WHAT YOU NEED TO DO: Retype the passage from the NHL notebook below, starting with "Welcome back to" and going on through "of the findings.".
-- Begin SOURCE PASSAGE --
Welcome back to my weekly NHL notebook, where we take a glance at the league and address some of the trending stories and highlights that fans are (or should be) talking about. This week was a powerful yet gut-wrenching one for the NHL, so this week’s notebook will focus on the fallout of the sexual assault lawsuit against the Chicago Blackhawks.
Of course, the big story this week surrounded the findings of an investigation surrounding the Blackhawks and the team’s cover-up of sexual assault(s) committed by former video coach Brad Aldrich back in 2010. That investigation found that general manager and president of hockey operations Stan Bowman was culpable as was vice president of hockey ops Al MacIsaac. Both were pushed out the door this week as a result of the findings.
But the investigation also implicated Florida Panthers head coach Joel Quenneville and Winnipeg Jets general manager Kevin Cheveldayoff — both of whom held prominent leadership positions with the 2010 Blackhawks and were seemingly aware that at least one player had come forward in the immediate aftermath of the alleged assault. I detailed some of the findings and weighed in on the Quenneville/Cheveldayoff blowback in a column published Wednesday, but here’s the short of it:
Both Quenneville and Cheveldayoff said they were unaware of the allegations until a lawsuit was filed this past summer. However, the investigation placed both men at a 2010 meeting in which the situation was discussed by several members of Blackhawks leadership. Ultimately, it was decided that the issue would be ignored until the end of the team’s playoff run so as not to disrupt the club’s chances of winning the Stanley Cup.
Not only was Aldrich allowed to remain with the team and celebrate the championship with the players, but he also was allowed to quietly leave the organization after the season and received glowing recommendations from members of the staff, including Quenneville.
Those findings were horrifying and rightfully led to Gary Bettman scheduling in-person meetings to determine the futures of Quenneville and Cheveldayoff. Shortly after his meeting with Bettman on Thursday, Quenneville resigned as Panthers head coach. Cheveldayoff will meet with the commissioner on Friday.
What also was shameful was how these other teams shielded these men, particularly with regards to Quenneville.
After the results of the investigation were made public and the meeting with Bettman was scheduled, the Panthers allowed Quenneville to continue coaching the team, including being behind the bench for Wednesday’s game against the Boston Bruins. Given the severity and sensitivity of the situation — and the fact that his job status was very much up in the air — it was ridiculous that Quenneville would be allowed to continue as if it was business as usual.
On top of that, Quenneville was not made available for media access following that game against Boston, and that only comes off as cowardice. Whether or not the decision came at the advice of counsel, he shouldn’t be coaching until he’s willing to face and answer questions about his role in the cover-up. Once again, it has the repugnant stench of prioritizing winning hockey games over doing what’s right.
Quenneville and Cheveldayoff look a whole lot worse today than they did a week ago. It's going to be hard to interpret any potential signs of remorse or accountability from either of them as genuine. At this point, it’ll probably only feel like a desperate ploy to save face and/or employment.
Blackhawks players speak
On one hand, it was cowardly that Quenneville wouldn’t face the media. On the other hand, a few Blackhawks players showed that speaking to the media doesn’t automatically put you in the right, either.
Jonathan Toews and Patrick Kane — the two biggest faces of the franchise who had central roles on the 2010 championship team — were made available on Wednesday night. Some of the things they said were tone deaf, at best.
-- End SOURCE PASSAGE --
-- Begin INFORMATION SHOWN --
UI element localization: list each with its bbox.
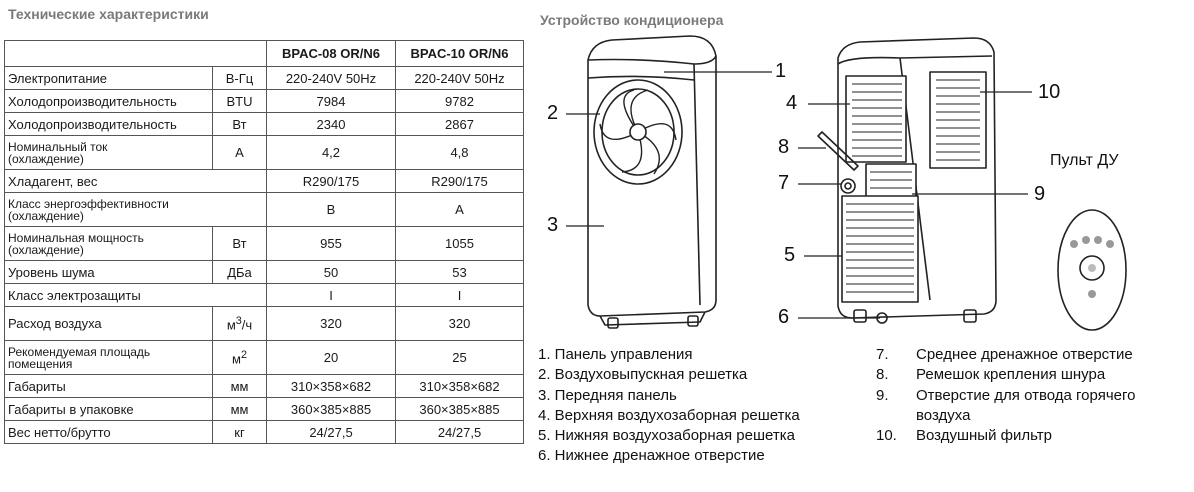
-- End INFORMATION SHOWN --
TASK OUTPUT:
Welcome back to my weekly NHL notebook, where we take a glance at the league and address some of the trending stories and highlights that fans are (or should be) talking about. This week was a powerful yet gut-wrenching one for the NHL, so this week’s notebook will focus on the fallout of the sexual assault lawsuit against the Chicago Blackhawks.
Of course, the big story this week surrounded the findings of an investigation surrounding the Blackhawks and the team’s cover-up of sexual assault(s) committed by former video coach Brad Aldrich back in 2010. That investigation found that general manager and president of hockey operations Stan Bowman was culpable as was vice president of hockey ops Al MacIsaac. Both were pushed out the door this week as a result of the findings.